**Your task:** From the material below, copy every line in which the word "screenshot" occurs.

**Provided information:**

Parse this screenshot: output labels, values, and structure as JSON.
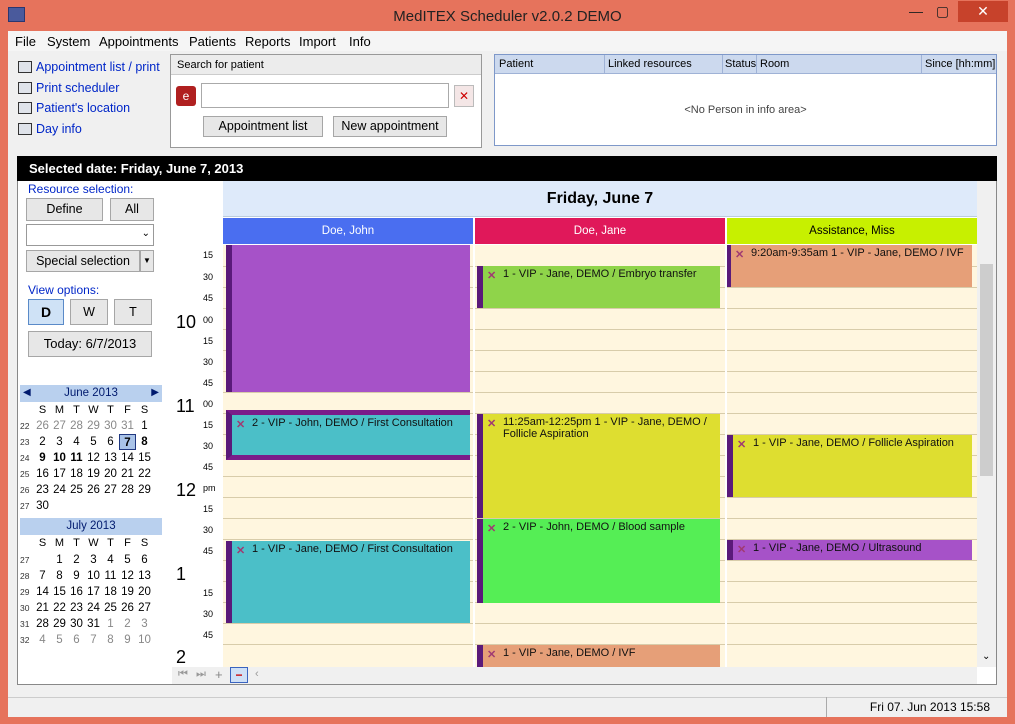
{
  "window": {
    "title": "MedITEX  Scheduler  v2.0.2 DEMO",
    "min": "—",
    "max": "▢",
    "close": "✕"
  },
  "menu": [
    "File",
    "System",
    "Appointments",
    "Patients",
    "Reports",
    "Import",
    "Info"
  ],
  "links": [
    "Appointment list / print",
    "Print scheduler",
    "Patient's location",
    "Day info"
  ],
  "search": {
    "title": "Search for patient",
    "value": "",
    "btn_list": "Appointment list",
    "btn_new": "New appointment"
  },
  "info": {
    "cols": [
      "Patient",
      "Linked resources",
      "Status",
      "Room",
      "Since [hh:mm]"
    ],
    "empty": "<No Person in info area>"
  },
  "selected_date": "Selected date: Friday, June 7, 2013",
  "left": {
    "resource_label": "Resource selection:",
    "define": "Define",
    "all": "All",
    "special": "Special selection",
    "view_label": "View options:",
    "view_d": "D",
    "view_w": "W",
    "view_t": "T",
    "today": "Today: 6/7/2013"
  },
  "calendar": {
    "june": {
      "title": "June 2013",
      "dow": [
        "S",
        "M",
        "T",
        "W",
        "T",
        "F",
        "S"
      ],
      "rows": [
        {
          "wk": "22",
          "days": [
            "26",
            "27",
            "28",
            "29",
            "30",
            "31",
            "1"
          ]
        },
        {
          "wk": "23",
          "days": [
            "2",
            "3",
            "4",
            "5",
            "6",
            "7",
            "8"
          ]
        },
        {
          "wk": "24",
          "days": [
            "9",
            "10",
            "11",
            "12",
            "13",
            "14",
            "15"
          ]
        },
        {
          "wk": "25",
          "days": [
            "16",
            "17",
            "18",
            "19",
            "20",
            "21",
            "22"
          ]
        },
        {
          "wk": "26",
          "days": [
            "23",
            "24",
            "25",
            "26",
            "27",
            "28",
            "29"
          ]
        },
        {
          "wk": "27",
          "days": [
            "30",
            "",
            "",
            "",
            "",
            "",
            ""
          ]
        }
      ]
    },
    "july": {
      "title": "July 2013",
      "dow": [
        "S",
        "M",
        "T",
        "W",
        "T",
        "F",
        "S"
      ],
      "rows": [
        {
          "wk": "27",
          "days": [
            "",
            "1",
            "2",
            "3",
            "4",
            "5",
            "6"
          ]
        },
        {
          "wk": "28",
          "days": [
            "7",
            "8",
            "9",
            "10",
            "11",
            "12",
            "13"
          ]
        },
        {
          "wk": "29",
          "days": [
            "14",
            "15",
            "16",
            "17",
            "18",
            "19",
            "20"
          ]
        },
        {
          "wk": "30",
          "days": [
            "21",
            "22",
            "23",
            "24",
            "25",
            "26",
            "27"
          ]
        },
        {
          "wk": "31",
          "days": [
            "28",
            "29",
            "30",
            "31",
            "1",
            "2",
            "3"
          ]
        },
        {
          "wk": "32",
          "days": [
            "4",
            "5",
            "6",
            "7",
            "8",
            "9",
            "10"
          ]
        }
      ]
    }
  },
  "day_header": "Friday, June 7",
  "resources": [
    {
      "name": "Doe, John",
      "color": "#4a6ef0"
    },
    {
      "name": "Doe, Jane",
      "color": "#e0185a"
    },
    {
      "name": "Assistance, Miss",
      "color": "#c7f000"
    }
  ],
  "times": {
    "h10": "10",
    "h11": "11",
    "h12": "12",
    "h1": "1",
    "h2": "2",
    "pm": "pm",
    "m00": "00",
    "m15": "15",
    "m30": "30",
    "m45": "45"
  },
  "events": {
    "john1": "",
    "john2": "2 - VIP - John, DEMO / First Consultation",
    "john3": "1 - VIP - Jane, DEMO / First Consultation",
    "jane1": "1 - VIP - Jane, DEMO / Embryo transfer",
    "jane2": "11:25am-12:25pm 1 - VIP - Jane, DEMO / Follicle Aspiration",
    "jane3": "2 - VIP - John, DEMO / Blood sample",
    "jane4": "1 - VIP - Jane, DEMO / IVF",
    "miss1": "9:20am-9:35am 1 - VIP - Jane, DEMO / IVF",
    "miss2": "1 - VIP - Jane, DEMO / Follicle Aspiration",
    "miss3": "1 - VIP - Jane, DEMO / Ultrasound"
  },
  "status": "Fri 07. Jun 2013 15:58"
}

==

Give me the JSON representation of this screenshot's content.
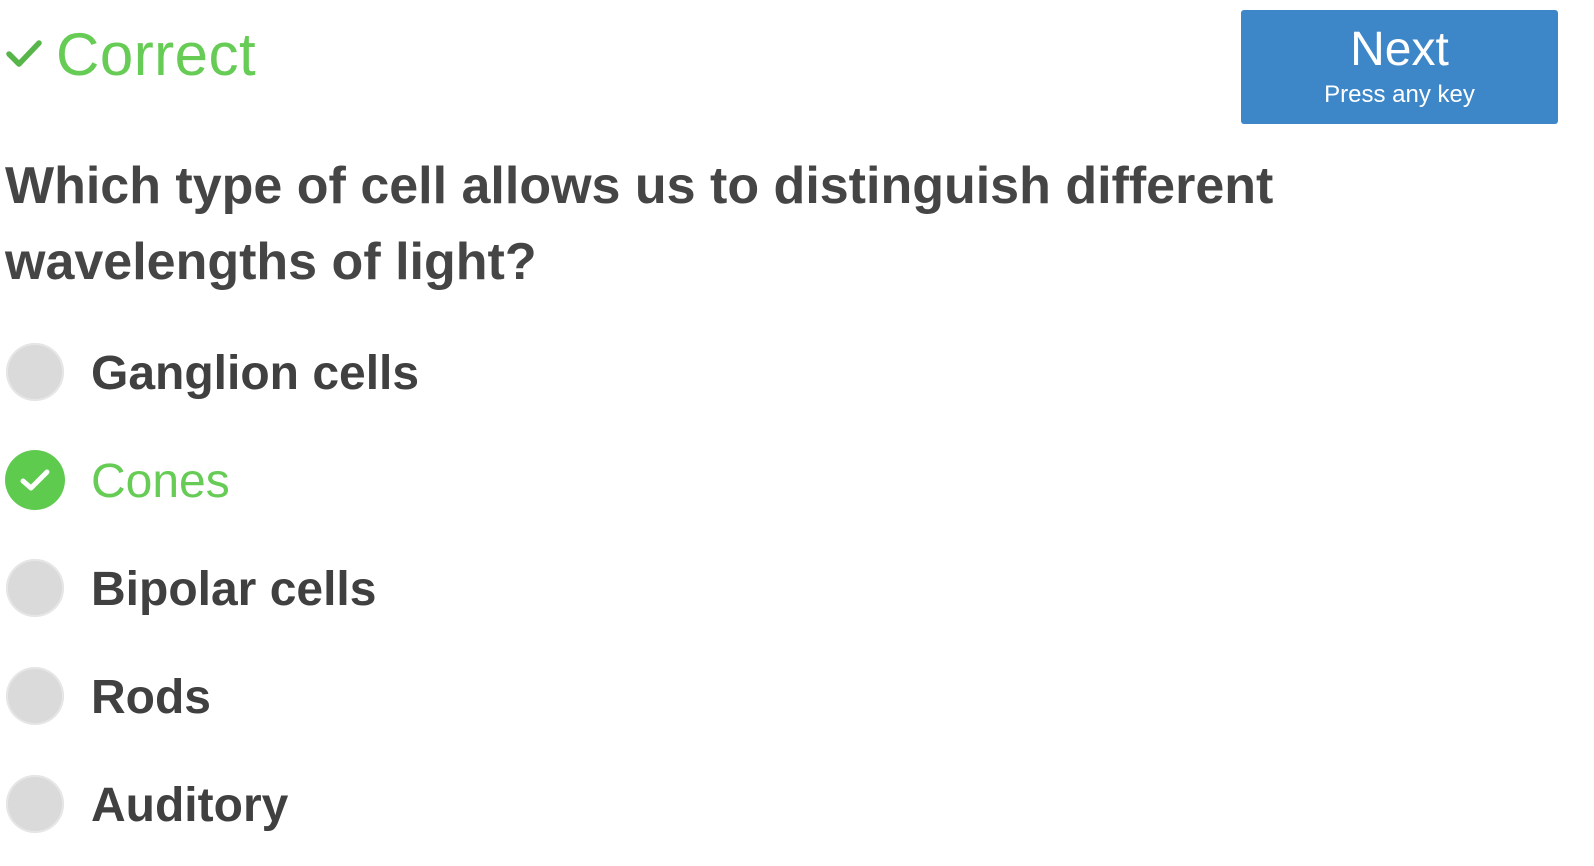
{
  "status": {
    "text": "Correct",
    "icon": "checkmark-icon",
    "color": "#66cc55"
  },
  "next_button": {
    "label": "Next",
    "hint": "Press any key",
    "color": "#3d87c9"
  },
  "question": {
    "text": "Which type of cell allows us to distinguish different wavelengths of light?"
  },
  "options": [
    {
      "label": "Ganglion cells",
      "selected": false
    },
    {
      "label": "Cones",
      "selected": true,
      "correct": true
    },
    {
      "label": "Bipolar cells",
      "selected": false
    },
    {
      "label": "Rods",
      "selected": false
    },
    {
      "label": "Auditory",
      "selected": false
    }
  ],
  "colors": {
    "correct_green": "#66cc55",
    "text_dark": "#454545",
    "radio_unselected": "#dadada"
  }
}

**Output of the task:**
Parse this screenshot: output labels, values, and structure as JSON.
Give me the JSON representation of this screenshot's content.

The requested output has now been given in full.